- **Problem requirements**
Exclude images, then output the remaining data verbatim.

/---

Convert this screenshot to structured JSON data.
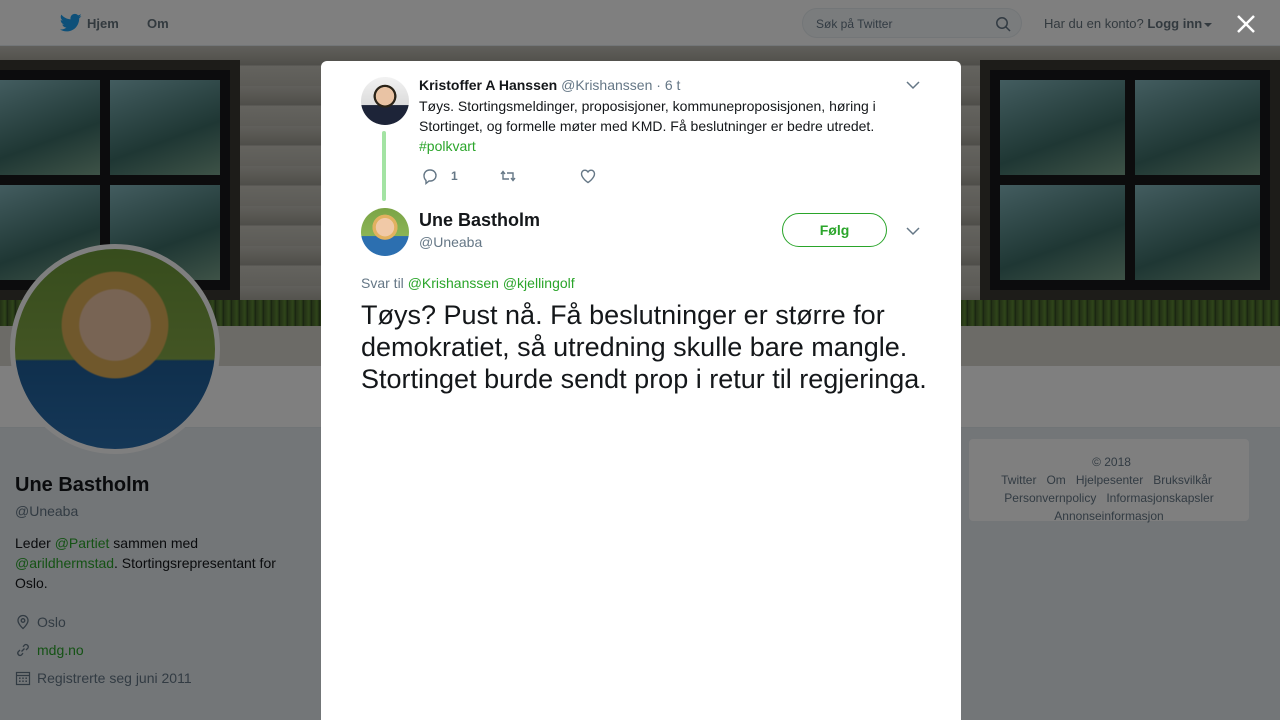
{
  "nav": {
    "home_label": "Hjem",
    "about_label": "Om",
    "search_placeholder": "Søk på Twitter",
    "have_account": "Har du en konto?",
    "login_label": "Logg inn"
  },
  "profile": {
    "name": "Une Bastholm",
    "handle": "@Uneaba",
    "bio_prefix": "Leder",
    "bio_mention1": "@Partiet",
    "bio_mid": "sammen med",
    "bio_mention2": "@arildhermstad",
    "bio_suffix": ". Stortingsrepresentant for Oslo.",
    "location": "Oslo",
    "website": "mdg.no",
    "joined": "Registrerte seg juni 2011"
  },
  "footer": {
    "links": [
      "© 2018 Twitter",
      "Om",
      "Hjelpesenter",
      "Bruksvilkår",
      "Personvernpolicy",
      "Informasjonskapsler",
      "Annonseinformasjon"
    ]
  },
  "modal": {
    "parent": {
      "name": "Kristoffer A Hanssen",
      "handle": "@Krishanssen",
      "time": "· 6 t",
      "text": "Tøys. Stortingsmeldinger, proposisjoner, kommuneproposisjonen, høring i Stortinget, og formelle møter med KMD. Få beslutninger er bedre utredet.",
      "hashtag": "#polkvart",
      "reply_count": "1"
    },
    "main": {
      "name": "Une Bastholm",
      "handle": "@Uneaba",
      "follow_label": "Følg",
      "reply_prefix": "Svar til",
      "reply_mention1": "@Krishanssen",
      "reply_mention2": "@kjellingolf",
      "text": "Tøys? Pust nå. Få beslutninger er større for demokratiet, så utredning skulle bare mangle. Stortinget burde sendt prop i retur til regjeringa."
    }
  },
  "colors": {
    "accent": "#2aa52a",
    "thread_line": "#a3e3a3"
  }
}
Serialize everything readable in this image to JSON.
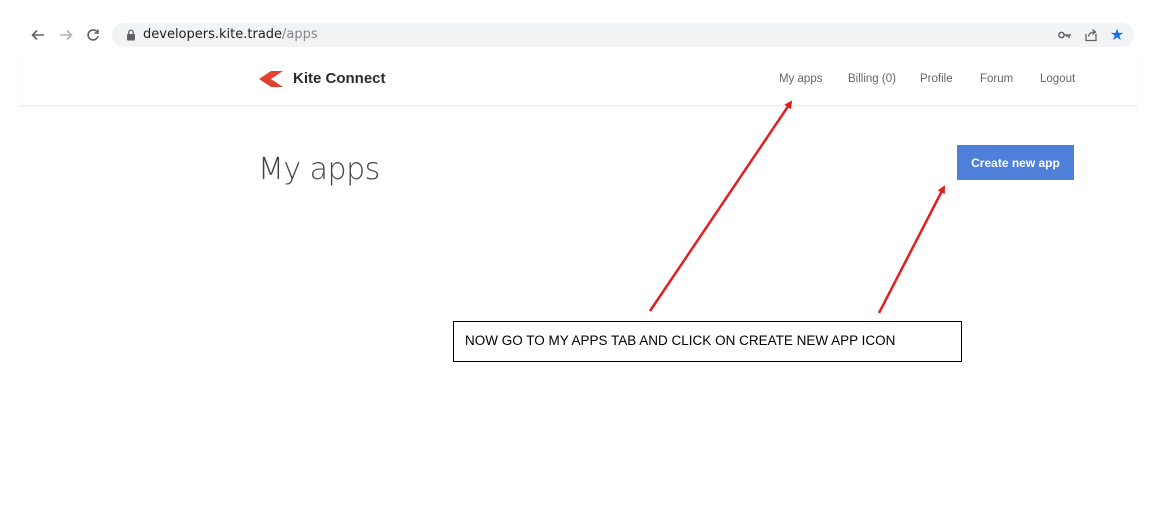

\---

- **Answer**
Convert this screenshot to structured JSON data.
{
  "nav": {
    "home_label": "Hjem",
    "about_label": "Om",
    "search_placeholder": "Søk på Twitter",
    "have_account": "Har du en konto?",
    "login_label": "Logg inn"
  },
  "profile": {
    "name": "Une Bastholm",
    "handle": "@Uneaba",
    "bio_prefix": "Leder",
    "bio_mention1": "@Partiet",
    "bio_mid": "sammen med",
    "bio_mention2": "@arildhermstad",
    "bio_suffix": ". Stortingsrepresentant for Oslo.",
    "location": "Oslo",
    "website": "mdg.no",
    "joined": "Registrerte seg juni 2011"
  },
  "footer": {
    "links": [
      "© 2018 Twitter",
      "Om",
      "Hjelpesenter",
      "Bruksvilkår",
      "Personvernpolicy",
      "Informasjonskapsler",
      "Annonseinformasjon"
    ]
  },
  "modal": {
    "parent": {
      "name": "Kristoffer A Hanssen",
      "handle": "@Krishanssen",
      "time": "· 6 t",
      "text": "Tøys. Stortingsmeldinger, proposisjoner, kommuneproposisjonen, høring i Stortinget, og formelle møter med KMD. Få beslutninger er bedre utredet.",
      "hashtag": "#polkvart",
      "reply_count": "1"
    },
    "main": {
      "name": "Une Bastholm",
      "handle": "@Uneaba",
      "follow_label": "Følg",
      "reply_prefix": "Svar til",
      "reply_mention1": "@Krishanssen",
      "reply_mention2": "@kjellingolf",
      "text": "Tøys? Pust nå. Få beslutninger er større for demokratiet, så utredning skulle bare mangle. Stortinget burde sendt prop i retur til regjeringa."
    }
  },
  "colors": {
    "accent": "#2aa52a",
    "thread_line": "#a3e3a3"
  }
}
Serialize everything readable in this image to JSON.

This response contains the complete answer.